**REQUIRED WORK:** Exclude the pictures, then repeat the remaining data exactly.

**Dataset records:**
BEGIN

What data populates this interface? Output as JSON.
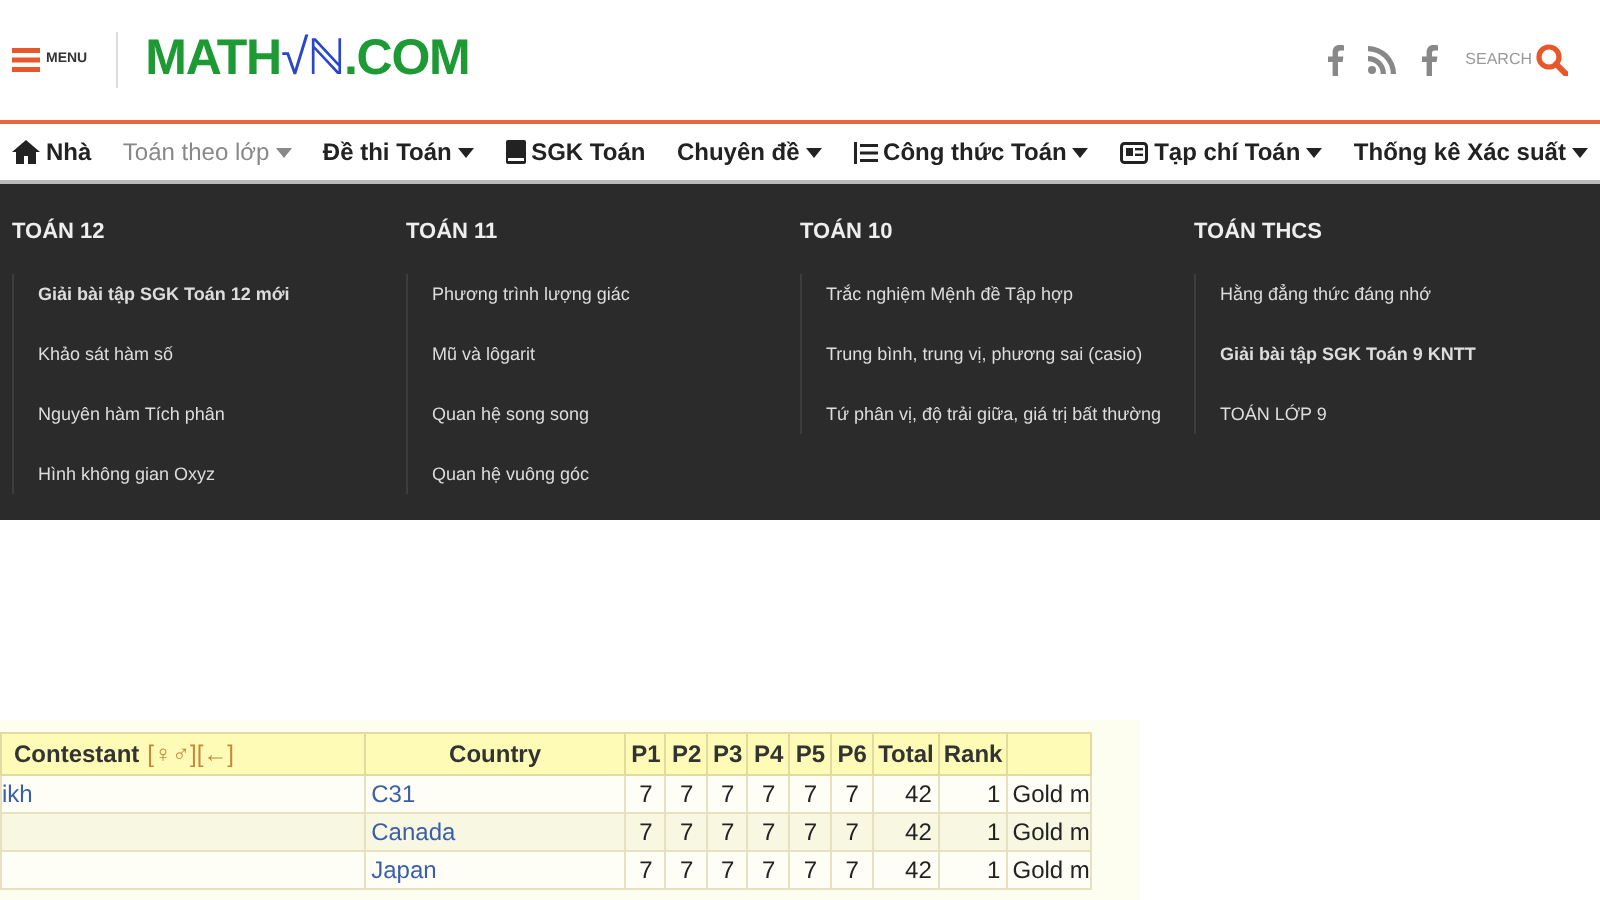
{
  "header": {
    "menu_label": "MENU",
    "logo": {
      "left": "MATH",
      "middle": "√ℕ",
      "right": ".COM"
    },
    "search_label": "SEARCH"
  },
  "nav": [
    {
      "label": "Nhà",
      "kind": "home",
      "dropdown": false,
      "selected": false
    },
    {
      "label": "Toán theo lớp",
      "kind": "plain",
      "dropdown": true,
      "selected": true
    },
    {
      "label": "Đề thi Toán",
      "kind": "plain",
      "dropdown": true,
      "selected": false
    },
    {
      "label": "SGK Toán",
      "kind": "book",
      "dropdown": false,
      "selected": false
    },
    {
      "label": "Chuyên đề",
      "kind": "plain",
      "dropdown": true,
      "selected": false
    },
    {
      "label": "Công thức Toán",
      "kind": "list",
      "dropdown": true,
      "selected": false
    },
    {
      "label": "Tạp chí Toán",
      "kind": "newspaper",
      "dropdown": true,
      "selected": false
    },
    {
      "label": "Thống kê Xác suất",
      "kind": "plain",
      "dropdown": true,
      "selected": false
    }
  ],
  "mega_menu": [
    {
      "heading": "TOÁN 12",
      "items": [
        {
          "label": "Giải bài tập SGK Toán 12 mới",
          "bold": true
        },
        {
          "label": "Khảo sát hàm số",
          "bold": false
        },
        {
          "label": "Nguyên hàm Tích phân",
          "bold": false
        },
        {
          "label": "Hình không gian Oxyz",
          "bold": false
        }
      ]
    },
    {
      "heading": "TOÁN 11",
      "items": [
        {
          "label": "Phương trình lượng giác",
          "bold": false
        },
        {
          "label": "Mũ và lôgarit",
          "bold": false
        },
        {
          "label": "Quan hệ song song",
          "bold": false
        },
        {
          "label": "Quan hệ vuông góc",
          "bold": false
        }
      ]
    },
    {
      "heading": "TOÁN 10",
      "items": [
        {
          "label": "Trắc nghiệm Mệnh đề Tập hợp",
          "bold": false
        },
        {
          "label": "Trung bình, trung vị, phương sai (casio)",
          "bold": false
        },
        {
          "label": "Tứ phân vị, độ trải giữa, giá trị bất thường",
          "bold": false
        }
      ]
    },
    {
      "heading": "TOÁN THCS",
      "items": [
        {
          "label": "Hằng đẳng thức đáng nhớ",
          "bold": false
        },
        {
          "label": "Giải bài tập SGK Toán 9 KNTT",
          "bold": true
        },
        {
          "label": "TOÁN LỚP 9",
          "bold": false
        }
      ]
    }
  ],
  "table": {
    "contestant_header": "Contestant",
    "contestant_links": "[♀♂][←]",
    "columns": [
      "Country",
      "P1",
      "P2",
      "P3",
      "P4",
      "P5",
      "P6",
      "Total",
      "Rank"
    ],
    "rows": [
      {
        "contestant": "ikh",
        "cells": [
          "C31",
          "7",
          "7",
          "7",
          "7",
          "7",
          "7",
          "42",
          "1"
        ],
        "award": "Gold m"
      },
      {
        "cells": [
          "Canada",
          "7",
          "7",
          "7",
          "7",
          "7",
          "7",
          "42",
          "1"
        ],
        "award": "Gold m"
      },
      {
        "cells": [
          "Japan",
          "7",
          "7",
          "7",
          "7",
          "7",
          "7",
          "42",
          "1"
        ],
        "award": "Gold m"
      }
    ]
  }
}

END

**EXERCISE RESPONSE:**
What data populates this interface? Output as JSON.
{
  "header": {
    "menu_label": "MENU",
    "logo": {
      "left": "MATH",
      "middle": "√ℕ",
      "right": ".COM"
    },
    "search_label": "SEARCH"
  },
  "nav": [
    {
      "label": "Nhà",
      "kind": "home",
      "dropdown": false,
      "selected": false
    },
    {
      "label": "Toán theo lớp",
      "kind": "plain",
      "dropdown": true,
      "selected": true
    },
    {
      "label": "Đề thi Toán",
      "kind": "plain",
      "dropdown": true,
      "selected": false
    },
    {
      "label": "SGK Toán",
      "kind": "book",
      "dropdown": false,
      "selected": false
    },
    {
      "label": "Chuyên đề",
      "kind": "plain",
      "dropdown": true,
      "selected": false
    },
    {
      "label": "Công thức Toán",
      "kind": "list",
      "dropdown": true,
      "selected": false
    },
    {
      "label": "Tạp chí Toán",
      "kind": "newspaper",
      "dropdown": true,
      "selected": false
    },
    {
      "label": "Thống kê Xác suất",
      "kind": "plain",
      "dropdown": true,
      "selected": false
    }
  ],
  "mega_menu": [
    {
      "heading": "TOÁN 12",
      "items": [
        {
          "label": "Giải bài tập SGK Toán 12 mới",
          "bold": true
        },
        {
          "label": "Khảo sát hàm số",
          "bold": false
        },
        {
          "label": "Nguyên hàm Tích phân",
          "bold": false
        },
        {
          "label": "Hình không gian Oxyz",
          "bold": false
        }
      ]
    },
    {
      "heading": "TOÁN 11",
      "items": [
        {
          "label": "Phương trình lượng giác",
          "bold": false
        },
        {
          "label": "Mũ và lôgarit",
          "bold": false
        },
        {
          "label": "Quan hệ song song",
          "bold": false
        },
        {
          "label": "Quan hệ vuông góc",
          "bold": false
        }
      ]
    },
    {
      "heading": "TOÁN 10",
      "items": [
        {
          "label": "Trắc nghiệm Mệnh đề Tập hợp",
          "bold": false
        },
        {
          "label": "Trung bình, trung vị, phương sai (casio)",
          "bold": false
        },
        {
          "label": "Tứ phân vị, độ trải giữa, giá trị bất thường",
          "bold": false
        }
      ]
    },
    {
      "heading": "TOÁN THCS",
      "items": [
        {
          "label": "Hằng đẳng thức đáng nhớ",
          "bold": false
        },
        {
          "label": "Giải bài tập SGK Toán 9 KNTT",
          "bold": true
        },
        {
          "label": "TOÁN LỚP 9",
          "bold": false
        }
      ]
    }
  ],
  "table": {
    "contestant_header": "Contestant",
    "contestant_links": "[♀♂][←]",
    "columns": [
      "Country",
      "P1",
      "P2",
      "P3",
      "P4",
      "P5",
      "P6",
      "Total",
      "Rank"
    ],
    "rows": [
      {
        "contestant": "ikh",
        "cells": [
          "C31",
          "7",
          "7",
          "7",
          "7",
          "7",
          "7",
          "42",
          "1"
        ],
        "award": "Gold m"
      },
      {
        "cells": [
          "Canada",
          "7",
          "7",
          "7",
          "7",
          "7",
          "7",
          "42",
          "1"
        ],
        "award": "Gold m"
      },
      {
        "cells": [
          "Japan",
          "7",
          "7",
          "7",
          "7",
          "7",
          "7",
          "42",
          "1"
        ],
        "award": "Gold m"
      }
    ]
  }
}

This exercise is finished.